→ **What you should do**:
Lines holding the string "background" are the ones to copy; find them all in the data.

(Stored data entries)
########

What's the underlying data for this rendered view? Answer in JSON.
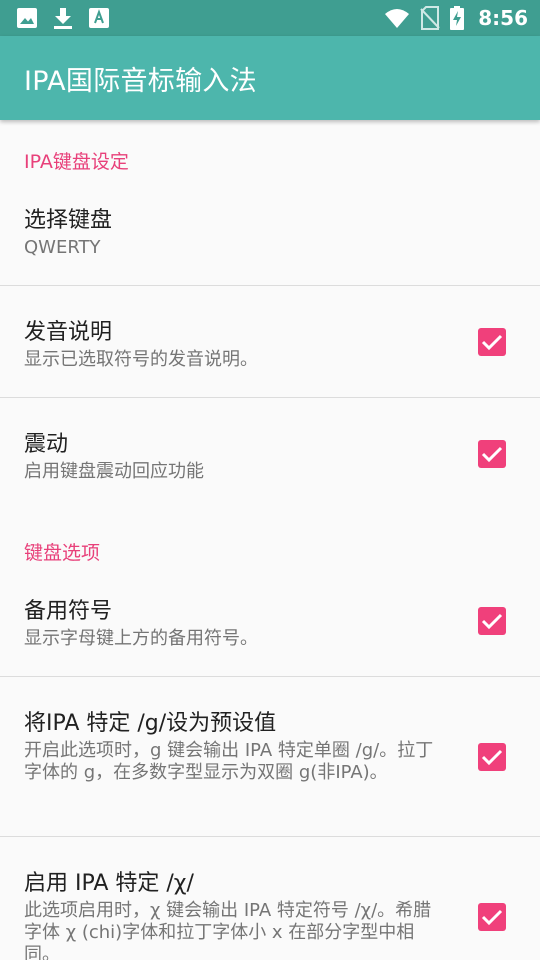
{
  "status_bar": {
    "time": "8:56",
    "left_icons": [
      "image-icon",
      "download-icon",
      "font-a-icon"
    ],
    "right_icons": [
      "wifi-icon",
      "no-sim-icon",
      "battery-charging-icon"
    ],
    "background": "#3f9e91"
  },
  "app_bar": {
    "title": "IPA国际音标输入法",
    "background": "#4db6ac"
  },
  "accent_color": "#f0407b",
  "sections": [
    {
      "header": "IPA键盘设定",
      "items": [
        {
          "title": "选择键盘",
          "summary": "QWERTY"
        },
        {
          "title": "发音说明",
          "summary": "显示已选取符号的发音说明。",
          "checked": true
        },
        {
          "title": "震动",
          "summary": "启用键盘震动回应功能",
          "checked": true
        }
      ]
    },
    {
      "header": "键盘选项",
      "items": [
        {
          "title": "备用符号",
          "summary": "显示字母键上方的备用符号。",
          "checked": true
        },
        {
          "title": "将IPA 特定 /g/设为预设值",
          "summary": "开启此选项时，g 键会输出 IPA 特定单圈 /g/。拉丁字体的 g，在多数字型显示为双圈 g(非IPA)。",
          "checked": true
        },
        {
          "title": "启用 IPA 特定 /χ/",
          "summary": "此选项启用时，χ 键会输出 IPA 特定符号 /χ/。希腊字体 χ (chi)字体和拉丁字体小 x 在部分字型中相同。",
          "checked": true
        }
      ]
    }
  ]
}
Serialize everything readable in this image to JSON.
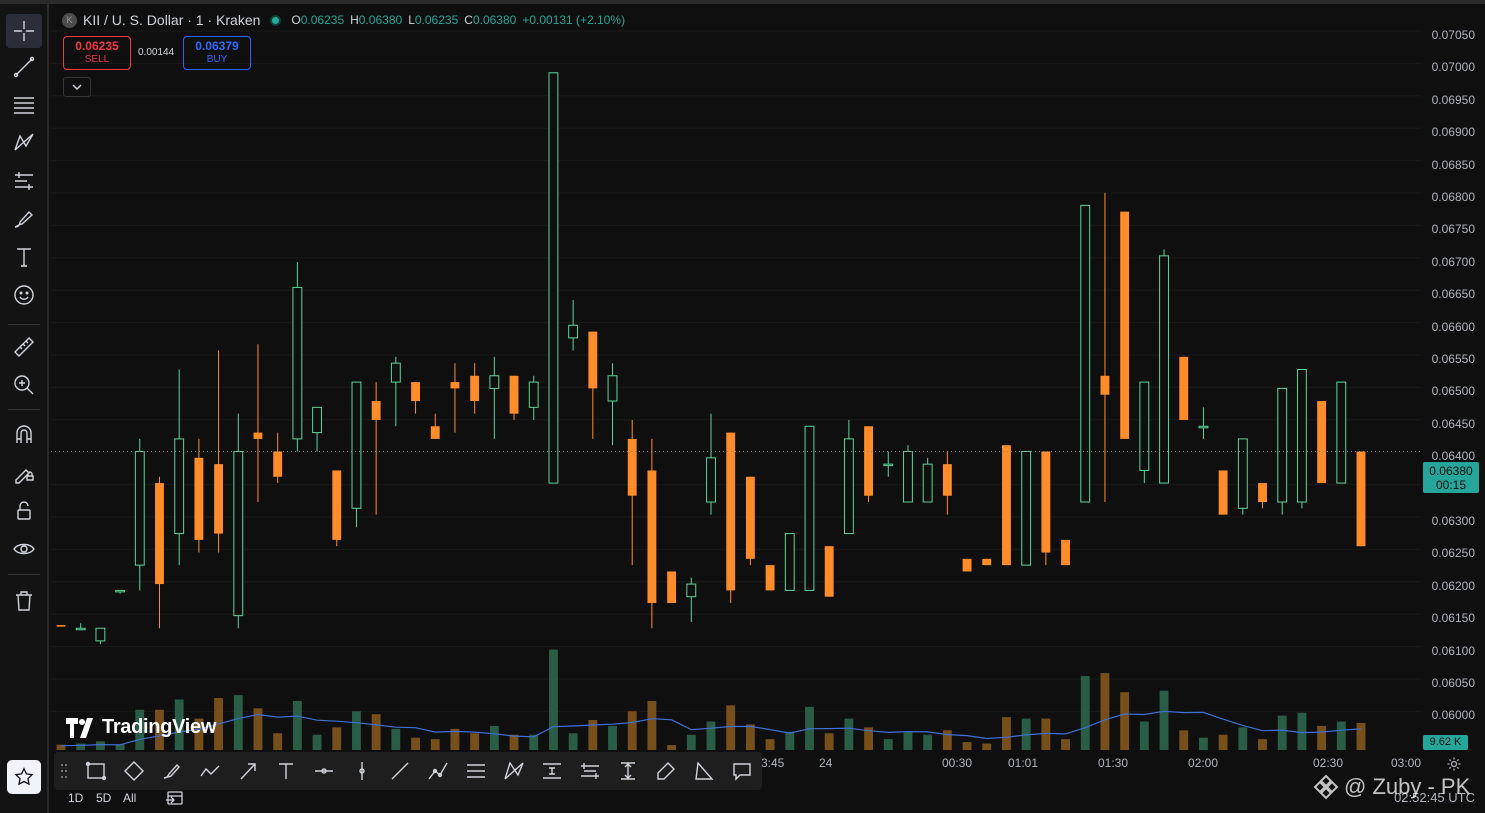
{
  "header": {
    "symbol_icon": "K",
    "symbol_title": "KII / U. S. Dollar · 1 · Kraken",
    "open_label": "O",
    "open": "0.06235",
    "high_label": "H",
    "high": "0.06380",
    "low_label": "L",
    "low": "0.06235",
    "close_label": "C",
    "close": "0.06380",
    "change": "+0.00131 (+2.10%)"
  },
  "trade": {
    "sell_price": "0.06235",
    "sell_label": "SELL",
    "spread": "0.00144",
    "buy_price": "0.06379",
    "buy_label": "BUY"
  },
  "price_axis": {
    "ticks": [
      "0.07050",
      "0.07000",
      "0.06950",
      "0.06900",
      "0.06850",
      "0.06800",
      "0.06750",
      "0.06700",
      "0.06650",
      "0.06600",
      "0.06550",
      "0.06500",
      "0.06450",
      "0.06400",
      "0.06350",
      "0.06300",
      "0.06250",
      "0.06200",
      "0.06150",
      "0.06100",
      "0.06050",
      "0.06000"
    ],
    "current_price": "0.06380",
    "countdown": "00:15",
    "volume_label": "9.62 K"
  },
  "time_axis": {
    "ticks": [
      {
        "label": "23:45",
        "visible": "3:45"
      },
      {
        "label": "24"
      },
      {
        "label": "00:30"
      },
      {
        "label": "01:01"
      },
      {
        "label": "01:30"
      },
      {
        "label": "02:00"
      },
      {
        "label": "02:30"
      },
      {
        "label": "03:00"
      }
    ]
  },
  "bottom": {
    "ranges": [
      "1D",
      "5D",
      "All"
    ],
    "utc_time": "02:52:45 UTC"
  },
  "branding": {
    "logo_text": "TradingView",
    "watermark": "@ Zuby - PK"
  },
  "colors": {
    "up": "#5ed49a",
    "down": "#ff8c2a",
    "ma": "#3f6fd6",
    "background": "#0f0f0f",
    "sell": "#f23645",
    "buy": "#2962ff",
    "last_price": "#26a69a"
  },
  "icons": {
    "left_toolbar": [
      "crosshair-icon",
      "trend-line-icon",
      "fib-retracement-icon",
      "pattern-icon",
      "forecast-icon",
      "brush-icon",
      "text-icon",
      "emoji-icon",
      "ruler-icon",
      "zoom-in-icon",
      "magnet-icon",
      "lock-drawings-icon",
      "lock-icon",
      "eye-icon",
      "trash-icon",
      "star-icon"
    ],
    "drawing_bar": [
      "rectangle-icon",
      "rotated-rectangle-icon",
      "brush-icon",
      "path-icon",
      "arrow-icon",
      "text-icon",
      "horizontal-ray-icon",
      "vertical-line-icon",
      "line-icon",
      "polyline-icon",
      "parallel-channel-icon",
      "pitchfork-icon",
      "pricerange-icon",
      "datarange-icon",
      "date-price-range-icon",
      "brush-highlighter-icon",
      "triangle-icon",
      "callout-icon"
    ]
  },
  "chart_data": {
    "type": "candlestick",
    "y_range": [
      0.0598,
      0.0707
    ],
    "last_price_line": 0.0638,
    "candles": [
      {
        "o": 0.06105,
        "h": 0.06105,
        "l": 0.06103,
        "c": 0.06103
      },
      {
        "o": 0.061,
        "h": 0.06108,
        "l": 0.06098,
        "c": 0.061
      },
      {
        "o": 0.0608,
        "h": 0.061,
        "l": 0.06075,
        "c": 0.061
      },
      {
        "o": 0.0616,
        "h": 0.0616,
        "l": 0.06155,
        "c": 0.0616
      },
      {
        "o": 0.062,
        "h": 0.064,
        "l": 0.0616,
        "c": 0.0638
      },
      {
        "o": 0.0633,
        "h": 0.0634,
        "l": 0.061,
        "c": 0.0617
      },
      {
        "o": 0.0625,
        "h": 0.0651,
        "l": 0.062,
        "c": 0.064
      },
      {
        "o": 0.0637,
        "h": 0.064,
        "l": 0.0622,
        "c": 0.0624
      },
      {
        "o": 0.0636,
        "h": 0.0654,
        "l": 0.0622,
        "c": 0.0625
      },
      {
        "o": 0.0612,
        "h": 0.0644,
        "l": 0.061,
        "c": 0.0638
      },
      {
        "o": 0.0641,
        "h": 0.0655,
        "l": 0.063,
        "c": 0.064
      },
      {
        "o": 0.0638,
        "h": 0.0641,
        "l": 0.0633,
        "c": 0.0634
      },
      {
        "o": 0.064,
        "h": 0.0668,
        "l": 0.0638,
        "c": 0.0664
      },
      {
        "o": 0.0641,
        "h": 0.0645,
        "l": 0.0638,
        "c": 0.0645
      },
      {
        "o": 0.0635,
        "h": 0.0635,
        "l": 0.0623,
        "c": 0.0624
      },
      {
        "o": 0.0629,
        "h": 0.0649,
        "l": 0.0626,
        "c": 0.0649
      },
      {
        "o": 0.0646,
        "h": 0.0649,
        "l": 0.0628,
        "c": 0.0643
      },
      {
        "o": 0.0649,
        "h": 0.0653,
        "l": 0.0642,
        "c": 0.0652
      },
      {
        "o": 0.0649,
        "h": 0.0649,
        "l": 0.0644,
        "c": 0.0646
      },
      {
        "o": 0.0642,
        "h": 0.0644,
        "l": 0.064,
        "c": 0.064
      },
      {
        "o": 0.0649,
        "h": 0.0652,
        "l": 0.0641,
        "c": 0.0648
      },
      {
        "o": 0.065,
        "h": 0.0652,
        "l": 0.0644,
        "c": 0.0646
      },
      {
        "o": 0.0648,
        "h": 0.0653,
        "l": 0.064,
        "c": 0.065
      },
      {
        "o": 0.065,
        "h": 0.065,
        "l": 0.0643,
        "c": 0.0644
      },
      {
        "o": 0.0645,
        "h": 0.065,
        "l": 0.0643,
        "c": 0.0649
      },
      {
        "o": 0.0633,
        "h": 0.0698,
        "l": 0.0633,
        "c": 0.0698
      },
      {
        "o": 0.0656,
        "h": 0.0662,
        "l": 0.0654,
        "c": 0.0658
      },
      {
        "o": 0.0657,
        "h": 0.0657,
        "l": 0.064,
        "c": 0.0648
      },
      {
        "o": 0.0646,
        "h": 0.0652,
        "l": 0.0639,
        "c": 0.065
      },
      {
        "o": 0.064,
        "h": 0.0643,
        "l": 0.062,
        "c": 0.0631
      },
      {
        "o": 0.0635,
        "h": 0.064,
        "l": 0.061,
        "c": 0.0614
      },
      {
        "o": 0.0619,
        "h": 0.0614,
        "l": 0.0614,
        "c": 0.0614
      },
      {
        "o": 0.0615,
        "h": 0.0618,
        "l": 0.0611,
        "c": 0.0617
      },
      {
        "o": 0.063,
        "h": 0.0644,
        "l": 0.0628,
        "c": 0.0637
      },
      {
        "o": 0.0641,
        "h": 0.0641,
        "l": 0.0614,
        "c": 0.0616
      },
      {
        "o": 0.0634,
        "h": 0.0634,
        "l": 0.062,
        "c": 0.0621
      },
      {
        "o": 0.062,
        "h": 0.062,
        "l": 0.0616,
        "c": 0.0616
      },
      {
        "o": 0.0616,
        "h": 0.0625,
        "l": 0.0616,
        "c": 0.0625
      },
      {
        "o": 0.0616,
        "h": 0.0642,
        "l": 0.0616,
        "c": 0.0642
      },
      {
        "o": 0.0623,
        "h": 0.0623,
        "l": 0.0615,
        "c": 0.0615
      },
      {
        "o": 0.0625,
        "h": 0.0643,
        "l": 0.0625,
        "c": 0.064
      },
      {
        "o": 0.0642,
        "h": 0.0642,
        "l": 0.063,
        "c": 0.0631
      },
      {
        "o": 0.0636,
        "h": 0.0638,
        "l": 0.0634,
        "c": 0.0636
      },
      {
        "o": 0.063,
        "h": 0.0639,
        "l": 0.063,
        "c": 0.0638
      },
      {
        "o": 0.063,
        "h": 0.0637,
        "l": 0.063,
        "c": 0.0636
      },
      {
        "o": 0.0636,
        "h": 0.0638,
        "l": 0.0628,
        "c": 0.0631
      },
      {
        "o": 0.0621,
        "h": 0.0621,
        "l": 0.0619,
        "c": 0.0619
      },
      {
        "o": 0.0621,
        "h": 0.0621,
        "l": 0.062,
        "c": 0.062
      },
      {
        "o": 0.0639,
        "h": 0.0639,
        "l": 0.062,
        "c": 0.062
      },
      {
        "o": 0.062,
        "h": 0.0638,
        "l": 0.062,
        "c": 0.0638
      },
      {
        "o": 0.0638,
        "h": 0.0638,
        "l": 0.062,
        "c": 0.0622
      },
      {
        "o": 0.0624,
        "h": 0.0624,
        "l": 0.062,
        "c": 0.062
      },
      {
        "o": 0.063,
        "h": 0.0677,
        "l": 0.063,
        "c": 0.0677
      },
      {
        "o": 0.065,
        "h": 0.0679,
        "l": 0.063,
        "c": 0.0647
      },
      {
        "o": 0.0676,
        "h": 0.0676,
        "l": 0.064,
        "c": 0.064
      },
      {
        "o": 0.0635,
        "h": 0.0649,
        "l": 0.0633,
        "c": 0.0649
      },
      {
        "o": 0.0633,
        "h": 0.067,
        "l": 0.0633,
        "c": 0.0669
      },
      {
        "o": 0.0653,
        "h": 0.0653,
        "l": 0.0643,
        "c": 0.0643
      },
      {
        "o": 0.0642,
        "h": 0.0645,
        "l": 0.064,
        "c": 0.0642
      },
      {
        "o": 0.0635,
        "h": 0.0635,
        "l": 0.0628,
        "c": 0.0628
      },
      {
        "o": 0.0629,
        "h": 0.064,
        "l": 0.0628,
        "c": 0.064
      },
      {
        "o": 0.0633,
        "h": 0.0633,
        "l": 0.0629,
        "c": 0.063
      },
      {
        "o": 0.063,
        "h": 0.0648,
        "l": 0.0628,
        "c": 0.0648
      },
      {
        "o": 0.063,
        "h": 0.0651,
        "l": 0.0629,
        "c": 0.0651
      },
      {
        "o": 0.0646,
        "h": 0.0646,
        "l": 0.0633,
        "c": 0.0633
      },
      {
        "o": 0.0633,
        "h": 0.0649,
        "l": 0.0633,
        "c": 0.0649
      },
      {
        "o": 0.0638,
        "h": 0.0638,
        "l": 0.0623,
        "c": 0.0623
      }
    ]
  }
}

########

→ **Solved problem**:
    "background": "#3f9e91"
    "background": "#4db6ac"
    "background": "#0f0f0f",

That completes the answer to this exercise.